_Problem to solve_: Copy everything from the line containing "pcb-caption-cn: 印制线路板 [845, 730, 946, 754]" down to the line containing "dim-knob-diameter: φ5.5 [294, 71, 341, 95]", putting "parts-row" in place of "table-row" and changing nothing else.

_Exercise inputs_:
— Start —

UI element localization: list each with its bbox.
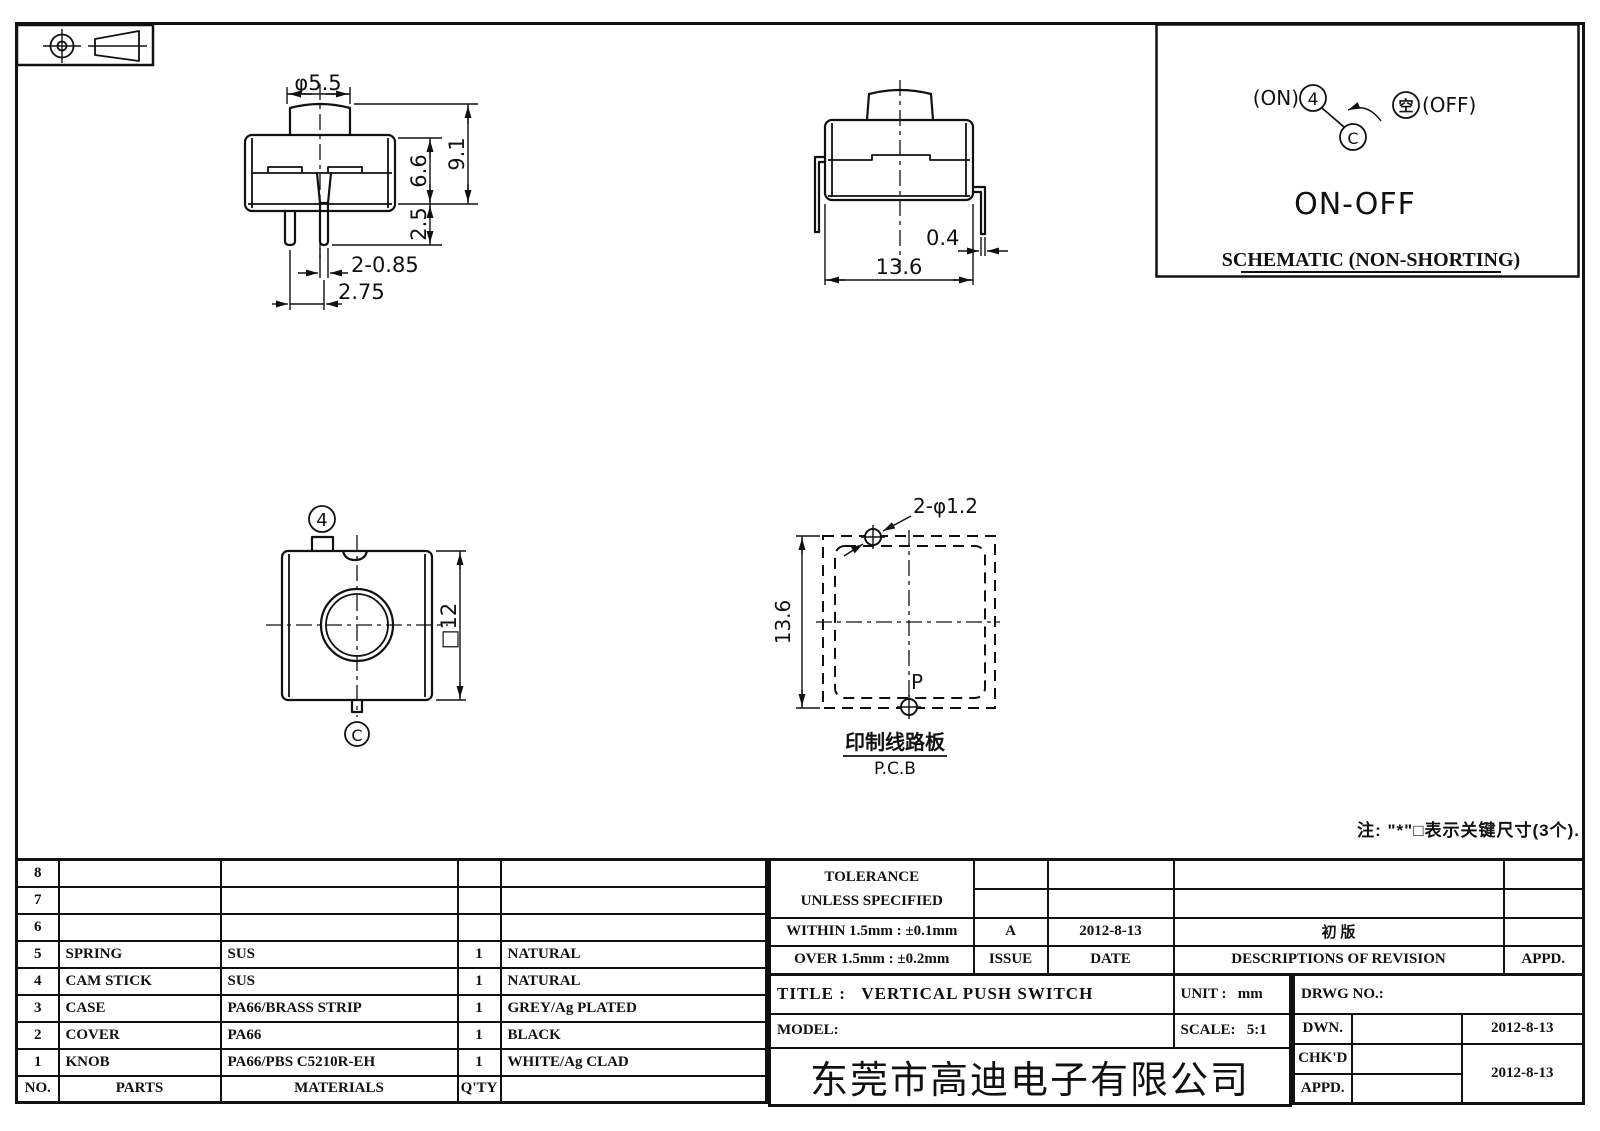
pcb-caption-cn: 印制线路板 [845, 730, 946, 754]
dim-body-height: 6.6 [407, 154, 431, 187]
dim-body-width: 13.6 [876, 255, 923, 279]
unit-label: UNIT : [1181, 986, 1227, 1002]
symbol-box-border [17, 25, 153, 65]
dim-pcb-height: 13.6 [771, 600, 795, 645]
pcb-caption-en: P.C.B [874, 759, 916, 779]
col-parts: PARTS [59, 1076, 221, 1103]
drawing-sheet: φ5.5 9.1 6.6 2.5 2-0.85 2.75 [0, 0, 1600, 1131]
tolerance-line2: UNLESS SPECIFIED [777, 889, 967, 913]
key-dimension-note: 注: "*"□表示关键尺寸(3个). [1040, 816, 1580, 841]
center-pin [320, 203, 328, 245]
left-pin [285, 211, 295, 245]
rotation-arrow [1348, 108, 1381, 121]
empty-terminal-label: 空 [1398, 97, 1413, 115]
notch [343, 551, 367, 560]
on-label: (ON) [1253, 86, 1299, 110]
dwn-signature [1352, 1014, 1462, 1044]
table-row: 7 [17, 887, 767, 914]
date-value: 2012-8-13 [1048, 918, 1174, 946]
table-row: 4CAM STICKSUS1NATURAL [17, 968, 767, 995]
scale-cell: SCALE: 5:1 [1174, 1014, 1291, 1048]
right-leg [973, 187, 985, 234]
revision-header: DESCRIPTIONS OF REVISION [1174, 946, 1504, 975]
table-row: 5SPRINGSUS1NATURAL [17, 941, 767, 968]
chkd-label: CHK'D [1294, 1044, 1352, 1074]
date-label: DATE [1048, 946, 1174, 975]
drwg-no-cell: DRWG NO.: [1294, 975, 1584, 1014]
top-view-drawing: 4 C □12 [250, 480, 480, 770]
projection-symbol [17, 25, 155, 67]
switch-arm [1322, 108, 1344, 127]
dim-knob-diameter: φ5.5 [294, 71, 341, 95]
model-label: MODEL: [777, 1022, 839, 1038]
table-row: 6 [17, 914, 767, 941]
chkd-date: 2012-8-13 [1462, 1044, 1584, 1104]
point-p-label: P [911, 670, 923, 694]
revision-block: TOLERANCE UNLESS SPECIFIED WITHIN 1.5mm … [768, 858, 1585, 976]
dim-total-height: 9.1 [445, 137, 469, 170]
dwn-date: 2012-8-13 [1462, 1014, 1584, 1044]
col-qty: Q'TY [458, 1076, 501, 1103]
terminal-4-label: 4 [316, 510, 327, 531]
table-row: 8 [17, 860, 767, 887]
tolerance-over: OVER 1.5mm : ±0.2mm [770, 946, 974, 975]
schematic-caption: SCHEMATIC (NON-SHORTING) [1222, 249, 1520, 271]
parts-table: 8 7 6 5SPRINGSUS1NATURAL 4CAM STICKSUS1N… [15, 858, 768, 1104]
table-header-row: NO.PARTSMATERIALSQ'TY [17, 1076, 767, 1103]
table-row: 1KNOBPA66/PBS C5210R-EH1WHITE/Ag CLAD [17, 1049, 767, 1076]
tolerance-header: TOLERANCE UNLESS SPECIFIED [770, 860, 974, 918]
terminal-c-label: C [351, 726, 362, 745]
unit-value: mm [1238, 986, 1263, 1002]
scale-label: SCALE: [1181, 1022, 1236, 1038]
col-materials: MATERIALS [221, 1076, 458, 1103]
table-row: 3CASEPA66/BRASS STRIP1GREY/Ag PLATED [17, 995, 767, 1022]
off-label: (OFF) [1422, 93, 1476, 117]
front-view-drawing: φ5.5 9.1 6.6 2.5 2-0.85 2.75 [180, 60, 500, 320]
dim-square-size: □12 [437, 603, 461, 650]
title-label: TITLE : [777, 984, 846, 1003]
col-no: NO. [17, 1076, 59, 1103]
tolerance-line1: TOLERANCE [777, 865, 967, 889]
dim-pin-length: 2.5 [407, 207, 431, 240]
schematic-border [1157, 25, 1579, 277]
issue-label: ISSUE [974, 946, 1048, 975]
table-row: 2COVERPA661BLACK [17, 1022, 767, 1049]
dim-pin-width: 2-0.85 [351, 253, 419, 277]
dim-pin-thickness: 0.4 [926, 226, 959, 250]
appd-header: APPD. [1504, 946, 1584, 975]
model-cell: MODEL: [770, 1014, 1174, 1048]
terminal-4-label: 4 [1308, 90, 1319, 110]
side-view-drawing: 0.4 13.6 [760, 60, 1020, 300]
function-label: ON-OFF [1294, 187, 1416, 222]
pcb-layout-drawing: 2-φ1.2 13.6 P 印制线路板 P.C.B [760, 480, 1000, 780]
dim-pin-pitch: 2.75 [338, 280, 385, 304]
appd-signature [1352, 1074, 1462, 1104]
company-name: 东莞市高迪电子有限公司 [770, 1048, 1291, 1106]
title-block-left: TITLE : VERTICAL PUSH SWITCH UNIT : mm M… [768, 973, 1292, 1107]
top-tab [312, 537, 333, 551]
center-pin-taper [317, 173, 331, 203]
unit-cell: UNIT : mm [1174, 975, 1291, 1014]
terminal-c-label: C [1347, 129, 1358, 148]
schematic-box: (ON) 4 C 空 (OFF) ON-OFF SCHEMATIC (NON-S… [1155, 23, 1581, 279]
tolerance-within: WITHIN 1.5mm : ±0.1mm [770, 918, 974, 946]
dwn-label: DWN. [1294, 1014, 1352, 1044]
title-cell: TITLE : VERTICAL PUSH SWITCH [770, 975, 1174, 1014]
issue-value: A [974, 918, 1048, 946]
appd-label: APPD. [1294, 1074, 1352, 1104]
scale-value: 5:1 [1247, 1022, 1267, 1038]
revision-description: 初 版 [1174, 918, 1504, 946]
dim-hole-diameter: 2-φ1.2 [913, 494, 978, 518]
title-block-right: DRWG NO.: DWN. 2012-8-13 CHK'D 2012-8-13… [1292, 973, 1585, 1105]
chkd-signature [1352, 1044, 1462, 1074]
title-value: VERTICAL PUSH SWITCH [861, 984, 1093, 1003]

— End —
— Start —

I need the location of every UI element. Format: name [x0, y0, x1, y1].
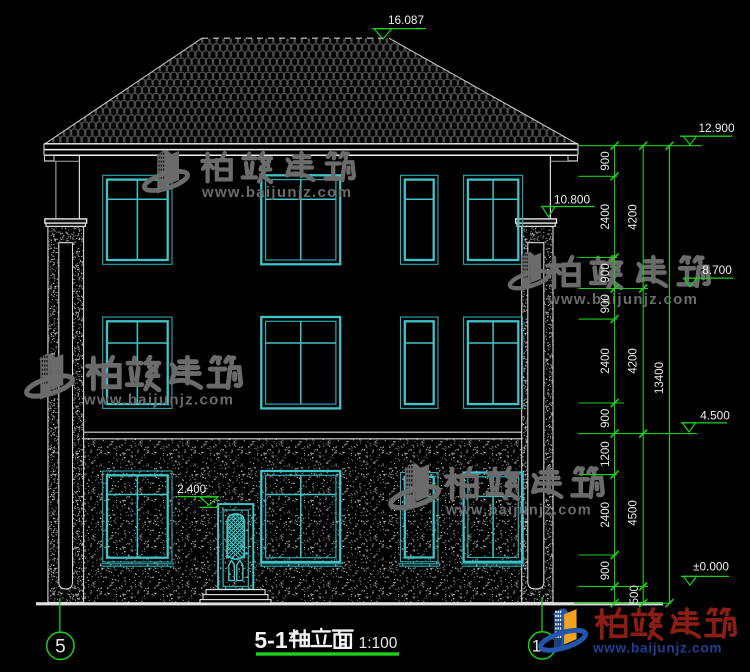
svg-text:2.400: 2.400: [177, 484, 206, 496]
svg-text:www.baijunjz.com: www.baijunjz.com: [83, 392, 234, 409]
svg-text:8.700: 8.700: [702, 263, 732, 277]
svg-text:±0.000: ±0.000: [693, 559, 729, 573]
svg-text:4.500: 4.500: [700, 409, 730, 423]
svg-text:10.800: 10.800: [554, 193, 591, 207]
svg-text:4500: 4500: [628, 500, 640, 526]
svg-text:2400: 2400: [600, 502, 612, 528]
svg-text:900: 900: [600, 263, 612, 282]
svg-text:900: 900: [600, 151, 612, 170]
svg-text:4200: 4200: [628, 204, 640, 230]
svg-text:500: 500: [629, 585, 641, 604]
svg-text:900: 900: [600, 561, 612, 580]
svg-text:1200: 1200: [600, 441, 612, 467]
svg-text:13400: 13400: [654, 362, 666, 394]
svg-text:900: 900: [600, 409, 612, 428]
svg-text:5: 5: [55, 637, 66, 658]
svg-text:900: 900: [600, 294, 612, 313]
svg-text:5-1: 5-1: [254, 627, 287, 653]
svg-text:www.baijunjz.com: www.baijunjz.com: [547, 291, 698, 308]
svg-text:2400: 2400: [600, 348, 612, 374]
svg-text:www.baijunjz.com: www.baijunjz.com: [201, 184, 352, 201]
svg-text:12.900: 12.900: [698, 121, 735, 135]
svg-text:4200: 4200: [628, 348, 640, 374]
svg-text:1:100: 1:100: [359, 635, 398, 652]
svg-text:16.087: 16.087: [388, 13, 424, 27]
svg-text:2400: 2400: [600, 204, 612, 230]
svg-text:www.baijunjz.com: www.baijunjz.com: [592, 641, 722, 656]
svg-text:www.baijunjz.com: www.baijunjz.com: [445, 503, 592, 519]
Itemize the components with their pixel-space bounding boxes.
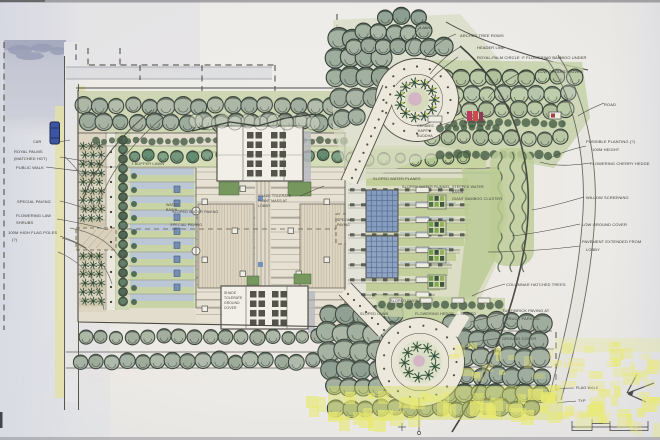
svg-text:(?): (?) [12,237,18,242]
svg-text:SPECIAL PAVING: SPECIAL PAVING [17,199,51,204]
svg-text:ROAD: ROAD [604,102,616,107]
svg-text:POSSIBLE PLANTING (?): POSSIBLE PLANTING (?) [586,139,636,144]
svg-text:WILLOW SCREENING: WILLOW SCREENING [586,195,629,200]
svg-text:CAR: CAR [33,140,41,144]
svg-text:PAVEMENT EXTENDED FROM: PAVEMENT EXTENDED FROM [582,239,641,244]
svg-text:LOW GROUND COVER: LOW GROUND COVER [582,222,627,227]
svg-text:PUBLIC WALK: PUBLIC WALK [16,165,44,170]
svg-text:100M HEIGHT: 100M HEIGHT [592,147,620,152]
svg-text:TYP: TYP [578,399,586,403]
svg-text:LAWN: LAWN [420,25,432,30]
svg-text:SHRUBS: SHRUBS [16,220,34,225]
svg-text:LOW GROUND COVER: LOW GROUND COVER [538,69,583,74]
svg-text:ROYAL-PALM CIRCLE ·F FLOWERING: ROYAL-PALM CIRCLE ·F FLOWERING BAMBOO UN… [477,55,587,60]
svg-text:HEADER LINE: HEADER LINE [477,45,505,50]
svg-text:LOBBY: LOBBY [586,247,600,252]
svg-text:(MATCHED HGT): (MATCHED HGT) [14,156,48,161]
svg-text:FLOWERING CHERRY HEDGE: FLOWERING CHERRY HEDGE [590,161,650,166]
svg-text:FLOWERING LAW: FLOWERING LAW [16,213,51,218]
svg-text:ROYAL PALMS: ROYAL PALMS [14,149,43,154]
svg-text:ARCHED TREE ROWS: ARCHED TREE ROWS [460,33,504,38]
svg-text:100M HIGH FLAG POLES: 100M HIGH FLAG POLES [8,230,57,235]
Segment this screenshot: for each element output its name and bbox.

— End —

_Answer to the exercise_:
pcb-caption-cn: 印制线路板 [845, 730, 946, 754]
dim-body-height: 6.6 [407, 154, 431, 187]
dim-body-width: 13.6 [876, 255, 923, 279]
unit-label: UNIT : [1181, 986, 1227, 1002]
symbol-box-border [17, 25, 153, 65]
dim-pcb-height: 13.6 [771, 600, 795, 645]
pcb-caption-en: P.C.B [874, 759, 916, 779]
col-parts: PARTS [59, 1076, 221, 1103]
drawing-sheet: φ5.5 9.1 6.6 2.5 2-0.85 2.75 [0, 0, 1600, 1131]
tolerance-line2: UNLESS SPECIFIED [777, 889, 967, 913]
key-dimension-note: 注: "*"□表示关键尺寸(3个). [1040, 816, 1580, 841]
center-pin [320, 203, 328, 245]
left-pin [285, 211, 295, 245]
rotation-arrow [1348, 108, 1381, 121]
empty-terminal-label: 空 [1398, 97, 1413, 115]
notch [343, 551, 367, 560]
on-label: (ON) [1253, 86, 1299, 110]
dwn-signature [1352, 1014, 1462, 1044]
parts-row: 7 [17, 887, 767, 914]
date-value: 2012-8-13 [1048, 918, 1174, 946]
parts-row: 4CAM STICKSUS1NATURAL [17, 968, 767, 995]
scale-cell: SCALE: 5:1 [1174, 1014, 1291, 1048]
right-leg [973, 187, 985, 234]
revision-header: DESCRIPTIONS OF REVISION [1174, 946, 1504, 975]
parts-row: 5SPRINGSUS1NATURAL [17, 941, 767, 968]
chkd-label: CHK'D [1294, 1044, 1352, 1074]
date-label: DATE [1048, 946, 1174, 975]
drwg-no-cell: DRWG NO.: [1294, 975, 1584, 1014]
top-view-drawing: 4 C □12 [250, 480, 480, 770]
projection-symbol [17, 25, 155, 67]
switch-arm [1322, 108, 1344, 127]
dim-knob-diameter: φ5.5 [294, 71, 341, 95]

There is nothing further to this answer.